# START OF Provided material

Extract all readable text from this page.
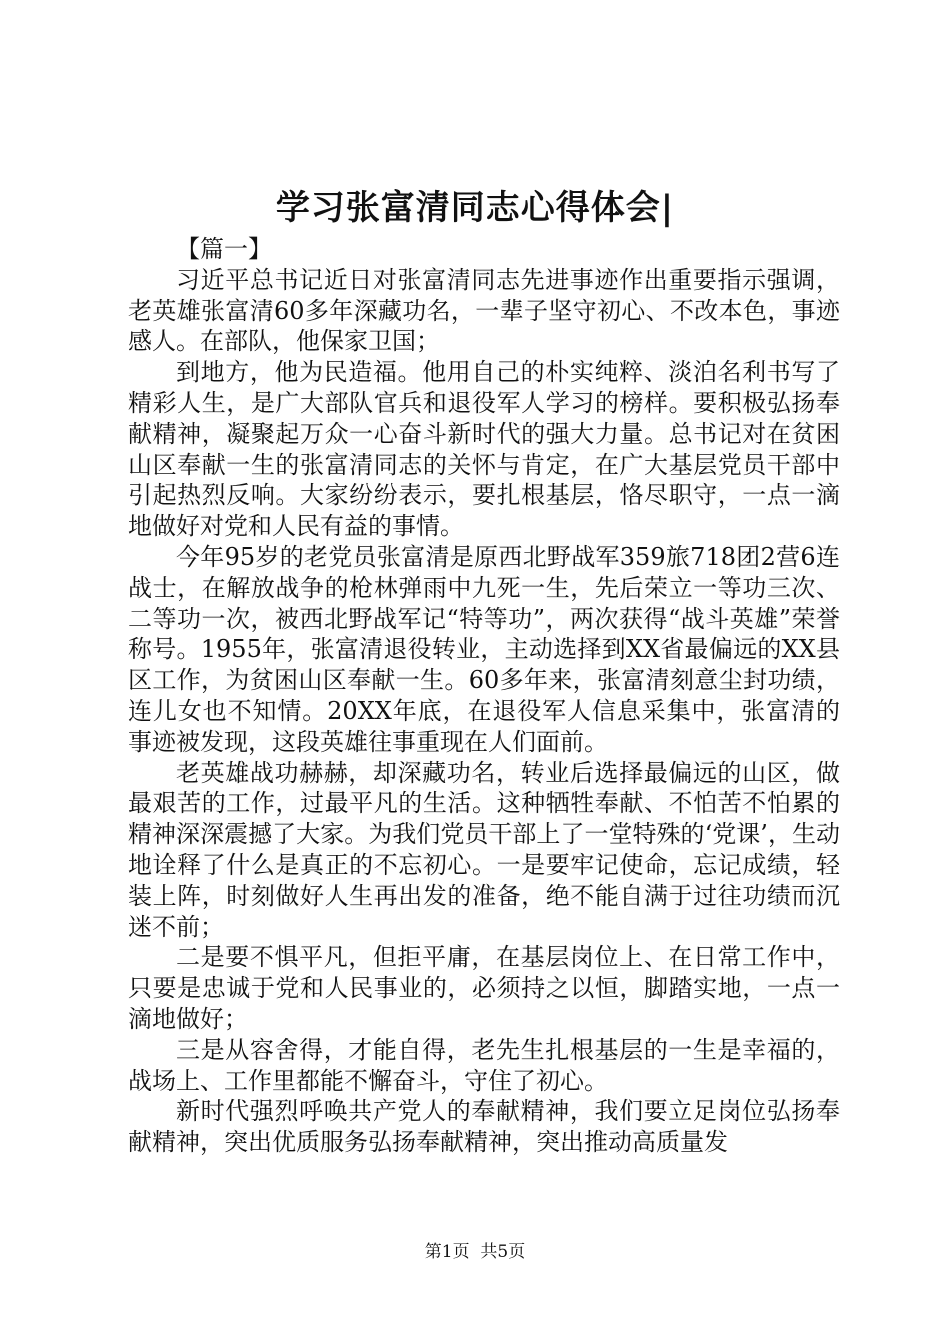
学习张富清同志心得体会|

【篇一】

习近平总书记近日对张富清同志先进事迹作出重要指示强调，老英雄张富清60多年深藏功名，一辈子坚守初心、不改本色，事迹感人。在部队，他保家卫国；

到地方，他为民造福。他用自己的朴实纯粹、淡泊名利书写了精彩人生，是广大部队官兵和退役军人学习的榜样。要积极弘扬奉献精神，凝聚起万众一心奋斗新时代的强大力量。总书记对在贫困山区奉献一生的张富清同志的关怀与肯定，在广大基层党员干部中引起热烈反响。大家纷纷表示，要扎根基层，恪尽职守，一点一滴地做好对党和人民有益的事情。

今年95岁的老党员张富清是原西北野战军359旅718团2营6连战士，在解放战争的枪林弹雨中九死一生，先后荣立一等功三次、二等功一次，被西北野战军记“特等功”，两次获得“战斗英雄”荣誉称号。1955年，张富清退役转业，主动选择到XX省最偏远的XX县区工作，为贫困山区奉献一生。60多年来，张富清刻意尘封功绩，连儿女也不知情。20XX年底，在退役军人信息采集中，张富清的事迹被发现，这段英雄往事重现在人们面前。

老英雄战功赫赫，却深藏功名，转业后选择最偏远的山区，做最艰苦的工作，过最平凡的生活。这种牺牲奉献、不怕苦不怕累的精神深深震撼了大家。为我们党员干部上了一堂特殊的‘党课’，生动地诠释了什么是真正的不忘初心。一是要牢记使命，忘记成绩，轻装上阵，时刻做好人生再出发的准备，绝不能自满于过往功绩而沉迷不前；

二是要不惧平凡，但拒平庸，在基层岗位上、在日常工作中，只要是忠诚于党和人民事业的，必须持之以恒，脚踏实地，一点一滴地做好；

三是从容舍得，才能自得，老先生扎根基层的一生是幸福的，战场上、工作里都能不懈奋斗，守住了初心。

新时代强烈呼唤共产党人的奉献精神，我们要立足岗位弘扬奉献精神，突出优质服务弘扬奉献精神，突出推动高质量发

第1页 共5页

# END OF Provided material

Quote the full listing above word for word; exclude every picture from the copy.

Extract all readable text from this page.
学习张富清同志心得体会|

【篇一】

习近平总书记近日对张富清同志先进事迹作出重要指示强调，老英雄张富清60多年深藏功名，一辈子坚守初心、不改本色，事迹感人。在部队，他保家卫国；

到地方，他为民造福。他用自己的朴实纯粹、淡泊名利书写了精彩人生，是广大部队官兵和退役军人学习的榜样。要积极弘扬奉献精神，凝聚起万众一心奋斗新时代的强大力量。总书记对在贫困山区奉献一生的张富清同志的关怀与肯定，在广大基层党员干部中引起热烈反响。大家纷纷表示，要扎根基层，恪尽职守，一点一滴地做好对党和人民有益的事情。

今年95岁的老党员张富清是原西北野战军359旅718团2营6连战士，在解放战争的枪林弹雨中九死一生，先后荣立一等功三次、二等功一次，被西北野战军记“特等功”，两次获得“战斗英雄”荣誉称号。1955年，张富清退役转业，主动选择到XX省最偏远的XX县区工作，为贫困山区奉献一生。60多年来，张富清刻意尘封功绩，连儿女也不知情。20XX年底，在退役军人信息采集中，张富清的事迹被发现，这段英雄往事重现在人们面前。

老英雄战功赫赫，却深藏功名，转业后选择最偏远的山区，做最艰苦的工作，过最平凡的生活。这种牺牲奉献、不怕苦不怕累的精神深深震撼了大家。为我们党员干部上了一堂特殊的‘党课’，生动地诠释了什么是真正的不忘初心。一是要牢记使命，忘记成绩，轻装上阵，时刻做好人生再出发的准备，绝不能自满于过往功绩而沉迷不前；

二是要不惧平凡，但拒平庸，在基层岗位上、在日常工作中，只要是忠诚于党和人民事业的，必须持之以恒，脚踏实地，一点一滴地做好；

三是从容舍得，才能自得，老先生扎根基层的一生是幸福的，战场上、工作里都能不懈奋斗，守住了初心。

新时代强烈呼唤共产党人的奉献精神，我们要立足岗位弘扬奉献精神，突出优质服务弘扬奉献精神，突出推动高质量发

第1页 共5页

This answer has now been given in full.